BY Carol Roth in the New York Times||
I want to address one of the questions that consistently came up from those considering making a pitch: “How do I protect my ideas?”
There is often a concern among business owners and aspiring entrepreneurs that when they come up with a new idea, they need to protect it so that it won’t be stolen. This mind-set, however, is dangerous. Here are four reasons you should stop worrying about protecting your ideas.
Your Idea Already Exists: There are very few truly new ideas. Most ideas are an improvement or a different take on an existing idea. Regardless of how much is new, the chances are that if you have thought of it, others have as well. This is one reason venture capitalists will not sign nondisclosure agreements — many times the same ideas come to light, independent of each other, at the same time. What makes your idea different is you: the approach, the technology and the resources that you bring to the idea. The search engine idea wasn’t new when Google was founded. What made Google different from and better than the search engines that came before it (like OpenText, Magellan, Infoseek and Snap) was that its creators simply had a different approach and a different set of competencies.

### DATASET EXCERPTS
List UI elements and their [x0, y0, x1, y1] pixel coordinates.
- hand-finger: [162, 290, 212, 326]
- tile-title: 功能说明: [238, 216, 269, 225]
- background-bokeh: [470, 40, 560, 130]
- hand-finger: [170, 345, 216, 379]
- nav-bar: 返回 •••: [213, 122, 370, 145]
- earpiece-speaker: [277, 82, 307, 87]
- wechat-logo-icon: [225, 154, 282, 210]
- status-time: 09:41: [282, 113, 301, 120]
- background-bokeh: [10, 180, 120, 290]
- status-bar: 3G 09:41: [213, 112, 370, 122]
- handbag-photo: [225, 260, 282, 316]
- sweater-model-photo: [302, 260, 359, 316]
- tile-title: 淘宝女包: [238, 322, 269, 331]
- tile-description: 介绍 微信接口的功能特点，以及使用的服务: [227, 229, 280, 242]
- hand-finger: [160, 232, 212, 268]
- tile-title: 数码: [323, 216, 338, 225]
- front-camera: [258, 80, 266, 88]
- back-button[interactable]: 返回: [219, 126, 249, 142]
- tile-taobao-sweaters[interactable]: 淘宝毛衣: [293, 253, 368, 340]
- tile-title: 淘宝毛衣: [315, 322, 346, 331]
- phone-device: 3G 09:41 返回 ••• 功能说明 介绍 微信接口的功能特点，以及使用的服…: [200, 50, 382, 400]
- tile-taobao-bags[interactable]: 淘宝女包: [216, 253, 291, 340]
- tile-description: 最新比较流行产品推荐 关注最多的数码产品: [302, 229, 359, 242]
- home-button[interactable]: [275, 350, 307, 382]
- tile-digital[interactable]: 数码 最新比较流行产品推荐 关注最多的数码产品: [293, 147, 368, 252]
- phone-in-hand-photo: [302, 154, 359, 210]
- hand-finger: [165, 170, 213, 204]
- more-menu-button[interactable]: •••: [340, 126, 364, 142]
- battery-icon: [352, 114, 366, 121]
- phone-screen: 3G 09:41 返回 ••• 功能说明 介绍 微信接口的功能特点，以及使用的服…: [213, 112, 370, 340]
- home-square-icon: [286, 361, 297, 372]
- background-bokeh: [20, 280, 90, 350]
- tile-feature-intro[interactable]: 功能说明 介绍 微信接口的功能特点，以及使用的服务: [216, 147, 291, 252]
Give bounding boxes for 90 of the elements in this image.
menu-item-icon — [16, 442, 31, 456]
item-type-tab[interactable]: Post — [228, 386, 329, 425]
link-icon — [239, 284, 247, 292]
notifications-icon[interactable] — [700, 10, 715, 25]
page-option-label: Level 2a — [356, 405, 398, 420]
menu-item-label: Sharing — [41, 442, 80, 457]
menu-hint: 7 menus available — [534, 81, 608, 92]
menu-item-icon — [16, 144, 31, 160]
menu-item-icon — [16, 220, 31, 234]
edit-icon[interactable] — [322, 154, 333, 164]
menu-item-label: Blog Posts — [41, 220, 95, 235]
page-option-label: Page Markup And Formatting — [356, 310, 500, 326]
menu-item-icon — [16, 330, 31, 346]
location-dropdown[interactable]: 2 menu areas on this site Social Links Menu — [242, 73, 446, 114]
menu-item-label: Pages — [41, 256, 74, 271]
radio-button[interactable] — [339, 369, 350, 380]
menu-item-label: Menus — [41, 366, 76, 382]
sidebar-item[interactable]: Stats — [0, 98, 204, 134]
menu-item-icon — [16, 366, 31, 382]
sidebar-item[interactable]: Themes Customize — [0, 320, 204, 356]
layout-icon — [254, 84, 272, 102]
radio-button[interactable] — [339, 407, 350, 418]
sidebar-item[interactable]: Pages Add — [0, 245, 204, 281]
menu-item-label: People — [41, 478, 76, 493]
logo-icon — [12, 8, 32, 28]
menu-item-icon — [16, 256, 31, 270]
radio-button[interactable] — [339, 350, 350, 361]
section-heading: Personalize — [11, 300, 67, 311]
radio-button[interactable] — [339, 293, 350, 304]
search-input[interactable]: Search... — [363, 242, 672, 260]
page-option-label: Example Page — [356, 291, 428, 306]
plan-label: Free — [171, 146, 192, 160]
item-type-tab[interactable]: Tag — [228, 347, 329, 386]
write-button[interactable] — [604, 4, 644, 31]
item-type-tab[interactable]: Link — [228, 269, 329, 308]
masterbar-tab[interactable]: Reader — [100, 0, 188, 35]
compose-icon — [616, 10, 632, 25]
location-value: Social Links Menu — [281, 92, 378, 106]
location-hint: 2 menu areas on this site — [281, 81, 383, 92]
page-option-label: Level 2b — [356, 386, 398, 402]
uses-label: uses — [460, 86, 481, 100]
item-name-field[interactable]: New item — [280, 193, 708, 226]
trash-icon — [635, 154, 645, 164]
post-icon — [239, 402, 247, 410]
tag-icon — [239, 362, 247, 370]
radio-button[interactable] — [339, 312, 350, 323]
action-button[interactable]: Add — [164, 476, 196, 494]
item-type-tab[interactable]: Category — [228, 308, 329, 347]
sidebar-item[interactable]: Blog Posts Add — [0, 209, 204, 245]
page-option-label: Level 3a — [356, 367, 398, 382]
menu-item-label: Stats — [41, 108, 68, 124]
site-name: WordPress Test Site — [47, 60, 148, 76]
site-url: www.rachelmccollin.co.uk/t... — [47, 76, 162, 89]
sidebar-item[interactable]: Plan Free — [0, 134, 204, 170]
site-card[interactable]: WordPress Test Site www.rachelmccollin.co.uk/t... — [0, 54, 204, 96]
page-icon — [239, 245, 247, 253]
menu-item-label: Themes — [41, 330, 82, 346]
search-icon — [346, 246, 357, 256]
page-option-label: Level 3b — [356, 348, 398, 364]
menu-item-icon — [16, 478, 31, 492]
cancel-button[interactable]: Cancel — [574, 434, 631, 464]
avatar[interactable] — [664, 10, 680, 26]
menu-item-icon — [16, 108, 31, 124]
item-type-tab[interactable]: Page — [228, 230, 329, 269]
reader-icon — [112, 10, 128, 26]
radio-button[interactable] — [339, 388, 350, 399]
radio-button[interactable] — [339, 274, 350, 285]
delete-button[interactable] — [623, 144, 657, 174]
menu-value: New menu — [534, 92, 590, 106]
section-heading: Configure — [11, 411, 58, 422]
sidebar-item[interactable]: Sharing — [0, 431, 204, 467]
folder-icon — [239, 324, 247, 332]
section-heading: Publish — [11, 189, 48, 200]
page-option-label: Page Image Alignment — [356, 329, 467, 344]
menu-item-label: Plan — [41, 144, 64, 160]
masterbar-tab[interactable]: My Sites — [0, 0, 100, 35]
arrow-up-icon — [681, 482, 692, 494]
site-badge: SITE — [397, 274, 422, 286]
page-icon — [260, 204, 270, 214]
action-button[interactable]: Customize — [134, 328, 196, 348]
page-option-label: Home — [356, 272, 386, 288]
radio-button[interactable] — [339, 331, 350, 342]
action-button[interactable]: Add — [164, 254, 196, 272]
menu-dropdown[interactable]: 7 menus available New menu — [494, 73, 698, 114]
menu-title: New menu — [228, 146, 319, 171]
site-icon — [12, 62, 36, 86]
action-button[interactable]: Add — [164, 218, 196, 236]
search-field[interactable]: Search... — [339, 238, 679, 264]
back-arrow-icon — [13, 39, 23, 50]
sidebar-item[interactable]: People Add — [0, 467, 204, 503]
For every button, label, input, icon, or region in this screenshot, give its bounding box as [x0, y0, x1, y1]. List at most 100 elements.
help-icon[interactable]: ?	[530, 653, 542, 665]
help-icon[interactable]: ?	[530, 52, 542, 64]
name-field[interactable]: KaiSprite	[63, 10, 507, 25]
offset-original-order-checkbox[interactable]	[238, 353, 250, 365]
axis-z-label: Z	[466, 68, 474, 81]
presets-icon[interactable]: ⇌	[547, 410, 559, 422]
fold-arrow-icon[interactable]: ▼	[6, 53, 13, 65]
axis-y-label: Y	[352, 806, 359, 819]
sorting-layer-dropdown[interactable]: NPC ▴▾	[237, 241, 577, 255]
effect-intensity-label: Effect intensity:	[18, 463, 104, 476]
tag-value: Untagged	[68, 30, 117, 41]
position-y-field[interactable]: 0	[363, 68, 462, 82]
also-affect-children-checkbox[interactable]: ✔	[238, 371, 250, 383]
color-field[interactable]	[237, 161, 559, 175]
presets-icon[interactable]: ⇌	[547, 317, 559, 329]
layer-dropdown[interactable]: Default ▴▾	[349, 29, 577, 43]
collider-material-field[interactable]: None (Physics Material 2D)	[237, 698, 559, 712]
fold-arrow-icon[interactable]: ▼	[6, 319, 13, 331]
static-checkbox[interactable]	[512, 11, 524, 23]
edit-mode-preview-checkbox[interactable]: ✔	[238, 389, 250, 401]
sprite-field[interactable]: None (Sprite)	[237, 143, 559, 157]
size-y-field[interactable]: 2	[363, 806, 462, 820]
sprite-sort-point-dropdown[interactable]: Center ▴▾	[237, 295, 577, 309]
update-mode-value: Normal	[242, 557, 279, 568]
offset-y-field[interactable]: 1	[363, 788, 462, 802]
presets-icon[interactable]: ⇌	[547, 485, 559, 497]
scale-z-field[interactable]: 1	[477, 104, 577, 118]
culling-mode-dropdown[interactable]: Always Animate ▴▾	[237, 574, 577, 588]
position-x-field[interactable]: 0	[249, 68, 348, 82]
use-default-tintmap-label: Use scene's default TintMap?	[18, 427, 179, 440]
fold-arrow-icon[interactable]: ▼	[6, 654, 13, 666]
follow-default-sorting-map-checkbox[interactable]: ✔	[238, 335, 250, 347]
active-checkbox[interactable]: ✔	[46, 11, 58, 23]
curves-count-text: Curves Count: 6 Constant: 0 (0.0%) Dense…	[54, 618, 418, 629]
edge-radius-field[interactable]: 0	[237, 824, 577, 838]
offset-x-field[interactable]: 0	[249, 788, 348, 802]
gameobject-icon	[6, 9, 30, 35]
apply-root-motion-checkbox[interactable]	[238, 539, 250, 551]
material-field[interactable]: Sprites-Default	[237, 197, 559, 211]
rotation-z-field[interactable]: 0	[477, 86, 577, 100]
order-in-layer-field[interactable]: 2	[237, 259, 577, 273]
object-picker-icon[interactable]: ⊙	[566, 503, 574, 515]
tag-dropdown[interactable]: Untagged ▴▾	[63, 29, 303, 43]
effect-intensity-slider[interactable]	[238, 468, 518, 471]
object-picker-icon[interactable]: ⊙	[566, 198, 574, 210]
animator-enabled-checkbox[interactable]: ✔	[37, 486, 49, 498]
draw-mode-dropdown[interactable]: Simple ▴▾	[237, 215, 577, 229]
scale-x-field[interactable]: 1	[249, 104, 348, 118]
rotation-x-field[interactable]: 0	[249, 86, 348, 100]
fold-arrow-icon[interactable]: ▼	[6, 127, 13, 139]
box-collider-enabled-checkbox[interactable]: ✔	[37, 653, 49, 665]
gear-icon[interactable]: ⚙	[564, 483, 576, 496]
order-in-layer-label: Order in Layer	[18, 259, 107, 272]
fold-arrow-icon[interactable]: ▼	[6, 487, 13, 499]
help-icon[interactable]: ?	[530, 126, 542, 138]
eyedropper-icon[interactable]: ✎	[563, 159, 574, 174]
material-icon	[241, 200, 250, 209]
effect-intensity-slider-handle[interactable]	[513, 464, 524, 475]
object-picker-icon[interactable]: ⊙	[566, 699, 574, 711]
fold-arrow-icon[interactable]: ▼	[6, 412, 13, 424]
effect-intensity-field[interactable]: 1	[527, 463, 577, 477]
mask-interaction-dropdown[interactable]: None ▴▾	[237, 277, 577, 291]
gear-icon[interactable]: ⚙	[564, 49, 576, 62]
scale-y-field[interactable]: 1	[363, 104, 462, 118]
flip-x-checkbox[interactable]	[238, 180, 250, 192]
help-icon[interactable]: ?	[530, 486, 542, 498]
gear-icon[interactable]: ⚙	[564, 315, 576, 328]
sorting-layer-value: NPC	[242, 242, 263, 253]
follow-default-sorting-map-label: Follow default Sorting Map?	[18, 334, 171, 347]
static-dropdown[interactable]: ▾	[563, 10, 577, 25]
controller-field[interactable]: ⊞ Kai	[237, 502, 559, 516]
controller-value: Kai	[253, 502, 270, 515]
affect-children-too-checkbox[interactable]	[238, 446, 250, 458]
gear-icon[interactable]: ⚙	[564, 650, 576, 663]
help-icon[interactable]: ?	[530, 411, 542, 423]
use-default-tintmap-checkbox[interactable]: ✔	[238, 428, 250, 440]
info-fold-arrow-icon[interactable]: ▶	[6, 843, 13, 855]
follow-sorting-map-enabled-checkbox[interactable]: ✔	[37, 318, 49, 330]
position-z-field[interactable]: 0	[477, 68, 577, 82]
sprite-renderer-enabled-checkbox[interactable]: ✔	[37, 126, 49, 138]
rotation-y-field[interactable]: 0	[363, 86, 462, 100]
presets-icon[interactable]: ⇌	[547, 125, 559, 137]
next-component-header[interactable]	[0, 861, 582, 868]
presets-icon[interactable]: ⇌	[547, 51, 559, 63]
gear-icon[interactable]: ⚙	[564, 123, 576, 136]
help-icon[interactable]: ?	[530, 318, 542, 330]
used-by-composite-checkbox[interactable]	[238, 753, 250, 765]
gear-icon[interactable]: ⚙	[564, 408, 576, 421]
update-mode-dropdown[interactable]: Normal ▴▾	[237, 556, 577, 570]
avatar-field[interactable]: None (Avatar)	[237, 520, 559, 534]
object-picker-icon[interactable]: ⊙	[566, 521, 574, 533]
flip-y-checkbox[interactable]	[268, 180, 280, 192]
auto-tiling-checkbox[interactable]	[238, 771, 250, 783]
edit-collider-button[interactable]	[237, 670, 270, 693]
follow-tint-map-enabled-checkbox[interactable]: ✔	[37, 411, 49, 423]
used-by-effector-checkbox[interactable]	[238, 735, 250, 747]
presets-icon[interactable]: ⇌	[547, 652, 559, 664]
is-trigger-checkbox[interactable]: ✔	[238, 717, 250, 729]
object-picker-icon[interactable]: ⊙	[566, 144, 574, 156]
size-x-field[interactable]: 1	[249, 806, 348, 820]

### TASK LIST
1 - Copy the article on protecting business ideas from "There is often" up to and including "protecting your ideas.".
2 - In the article on protecting business ideas, condense the paragraph that begins "Your Idea Already Exists" into a short bulleted list that keeps its main facts.
3 - Continue the article on protecting business ideas from the point where it stops.
The lines play no part in this work.

### PER-TASK ANSWERS
1 -
There is often a concern among business owners and aspiring entrepreneurs that when they come up with a new idea, they need to protect it so that it won’t be stolen. This mind-set, however, is dangerous. Here are four reasons you should stop worrying about protecting your ideas.

2 -
- Very few ideas are truly new; most improve on or offer a different take on an existing idea.
- If you have thought of an idea, chances are others have as well.
- This is one reason venture capitalists will not sign nondisclosure agreements: the same ideas often come to light independently at the same time.
- What makes an idea different is the approach, technology and resources you bring to it.
- The search engine idea was not new when Google was founded. Google stood apart from earlier search engines such as OpenText, Magellan, Infoseek and Snap because its creators had a different approach and set of competencies.

3 -
Being New Can Be a Problem: If you have a truly new idea, you are in many ways at a disadvantage. Being first to market means you have to educate consumers, and that can be expensive.
Most businesses face the challenge of grabbing consumer attention, and that’s no easy task. If you also have to educate consumers about why they need a new product or service, you have to spend extra effort, time and capital. Often, a more effective strategy is to be a second or third mover in a space — let someone else spend the money to educate the public. Then, you can figure out how to do it smarter, faster or better. That’s how Facebook crushed MySpace as a social network, and that’s why Peapod still exists as a grocery delivery service while Webvan (and its erstwhile $1 billion valuation) is long gone.
The Value Is Not in the Idea: The competitive landscape is very different than it was 30 years ago, back when ideas had some merit on their own. Now, there are so many businesses out there, and so much information, that an idea by itself is worth zero.
There are many examples of stupid business ideas that have succeeded (theSnuggie, for example, which is basically a bathrobe that you wear backwards), and great businesses ideas that have failed. The difference always comes down to execution. No matter how interesting an idea, execution is where the value lies.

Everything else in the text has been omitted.